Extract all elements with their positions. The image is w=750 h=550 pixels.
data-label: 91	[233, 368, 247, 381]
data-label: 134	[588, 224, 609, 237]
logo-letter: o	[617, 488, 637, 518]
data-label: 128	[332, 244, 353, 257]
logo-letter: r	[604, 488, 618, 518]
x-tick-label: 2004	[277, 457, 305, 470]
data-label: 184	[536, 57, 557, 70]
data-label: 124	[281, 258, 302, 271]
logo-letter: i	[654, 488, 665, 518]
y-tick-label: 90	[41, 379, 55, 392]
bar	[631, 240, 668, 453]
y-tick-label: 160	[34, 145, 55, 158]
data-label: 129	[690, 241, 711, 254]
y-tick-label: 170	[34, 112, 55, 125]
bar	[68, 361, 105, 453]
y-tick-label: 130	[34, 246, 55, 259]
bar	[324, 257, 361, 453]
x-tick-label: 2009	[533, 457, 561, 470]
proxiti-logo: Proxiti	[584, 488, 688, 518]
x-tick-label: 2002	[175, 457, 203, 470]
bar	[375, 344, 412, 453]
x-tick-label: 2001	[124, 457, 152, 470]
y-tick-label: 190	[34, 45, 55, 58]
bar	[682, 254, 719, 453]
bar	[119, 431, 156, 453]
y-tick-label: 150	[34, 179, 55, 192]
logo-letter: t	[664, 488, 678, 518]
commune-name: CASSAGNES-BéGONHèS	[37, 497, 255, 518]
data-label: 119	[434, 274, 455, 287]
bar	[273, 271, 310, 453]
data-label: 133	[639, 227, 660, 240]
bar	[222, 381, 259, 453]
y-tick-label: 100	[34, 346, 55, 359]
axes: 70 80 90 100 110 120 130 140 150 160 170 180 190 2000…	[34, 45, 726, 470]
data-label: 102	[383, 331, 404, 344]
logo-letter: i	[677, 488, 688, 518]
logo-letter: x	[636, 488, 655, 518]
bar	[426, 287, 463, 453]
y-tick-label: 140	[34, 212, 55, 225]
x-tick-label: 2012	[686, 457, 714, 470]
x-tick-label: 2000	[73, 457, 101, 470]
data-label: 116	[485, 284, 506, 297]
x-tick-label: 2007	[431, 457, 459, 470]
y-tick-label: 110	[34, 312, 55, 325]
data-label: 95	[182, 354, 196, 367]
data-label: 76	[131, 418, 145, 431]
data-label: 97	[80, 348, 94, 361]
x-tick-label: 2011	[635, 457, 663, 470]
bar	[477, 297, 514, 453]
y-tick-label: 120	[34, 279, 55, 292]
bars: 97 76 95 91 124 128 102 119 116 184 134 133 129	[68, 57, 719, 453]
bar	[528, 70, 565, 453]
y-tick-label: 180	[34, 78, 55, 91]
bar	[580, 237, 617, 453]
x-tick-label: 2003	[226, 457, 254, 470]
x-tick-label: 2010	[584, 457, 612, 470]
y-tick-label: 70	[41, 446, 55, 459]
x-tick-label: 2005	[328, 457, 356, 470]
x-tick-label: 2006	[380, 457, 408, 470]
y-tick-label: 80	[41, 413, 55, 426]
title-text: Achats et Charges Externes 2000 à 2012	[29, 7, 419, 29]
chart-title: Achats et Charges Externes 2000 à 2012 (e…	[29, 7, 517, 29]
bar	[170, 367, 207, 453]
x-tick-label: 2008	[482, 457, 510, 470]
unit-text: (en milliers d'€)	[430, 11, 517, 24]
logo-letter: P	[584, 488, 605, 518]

========

• Exercise brief:
Transcribe every line of the records above, keeping each character unchanged.

• Full answer:
Extract all elements with their positions. The image is w=750 h=550 pixels.
data-label: 91	[233, 368, 247, 381]
data-label: 134	[588, 224, 609, 237]
logo-letter: o	[617, 488, 637, 518]
data-label: 128	[332, 244, 353, 257]
logo-letter: r	[604, 488, 618, 518]
x-tick-label: 2004	[277, 457, 305, 470]
data-label: 184	[536, 57, 557, 70]
data-label: 124	[281, 258, 302, 271]
logo-letter: i	[654, 488, 665, 518]
y-tick-label: 90	[41, 379, 55, 392]
bar	[631, 240, 668, 453]
y-tick-label: 160	[34, 145, 55, 158]
data-label: 129	[690, 241, 711, 254]
y-tick-label: 170	[34, 112, 55, 125]
bar	[68, 361, 105, 453]
y-tick-label: 130	[34, 246, 55, 259]
bar	[324, 257, 361, 453]
x-tick-label: 2009	[533, 457, 561, 470]
proxiti-logo: Proxiti	[584, 488, 688, 518]
x-tick-label: 2002	[175, 457, 203, 470]
bar	[375, 344, 412, 453]
x-tick-label: 2001	[124, 457, 152, 470]
y-tick-label: 190	[34, 45, 55, 58]
bar	[682, 254, 719, 453]
bar	[119, 431, 156, 453]
y-tick-label: 150	[34, 179, 55, 192]
logo-letter: t	[664, 488, 678, 518]
commune-name: CASSAGNES-BéGONHèS	[37, 497, 255, 518]
data-label: 119	[434, 274, 455, 287]
bar	[273, 271, 310, 453]
data-label: 133	[639, 227, 660, 240]
bar	[222, 381, 259, 453]
y-tick-label: 100	[34, 346, 55, 359]
axes: 70 80 90 100 110 120 130 140 150 160 170 180 190 2000…	[34, 45, 726, 470]
data-label: 102	[383, 331, 404, 344]
logo-letter: i	[677, 488, 688, 518]
logo-letter: x	[636, 488, 655, 518]
bar	[426, 287, 463, 453]
y-tick-label: 140	[34, 212, 55, 225]
x-tick-label: 2012	[686, 457, 714, 470]
x-tick-label: 2000	[73, 457, 101, 470]
data-label: 116	[485, 284, 506, 297]
x-tick-label: 2007	[431, 457, 459, 470]
y-tick-label: 110	[34, 312, 55, 325]
data-label: 95	[182, 354, 196, 367]
data-label: 76	[131, 418, 145, 431]
data-label: 97	[80, 348, 94, 361]
x-tick-label: 2011	[635, 457, 663, 470]
bar	[477, 297, 514, 453]
y-tick-label: 120	[34, 279, 55, 292]
bars: 97 76 95 91 124 128 102 119 116 184 134 133 129	[68, 57, 719, 453]
bar	[528, 70, 565, 453]
y-tick-label: 180	[34, 78, 55, 91]
bar	[580, 237, 617, 453]
x-tick-label: 2003	[226, 457, 254, 470]
x-tick-label: 2010	[584, 457, 612, 470]
y-tick-label: 70	[41, 446, 55, 459]
x-tick-label: 2005	[328, 457, 356, 470]
x-tick-label: 2006	[380, 457, 408, 470]
y-tick-label: 80	[41, 413, 55, 426]
title-text: Achats et Charges Externes 2000 à 2012	[29, 7, 419, 29]
chart-title: Achats et Charges Externes 2000 à 2012 (e…	[29, 7, 517, 29]
bar	[170, 367, 207, 453]
x-tick-label: 2008	[482, 457, 510, 470]
unit-text: (en milliers d'€)	[430, 11, 517, 24]
logo-letter: P	[584, 488, 605, 518]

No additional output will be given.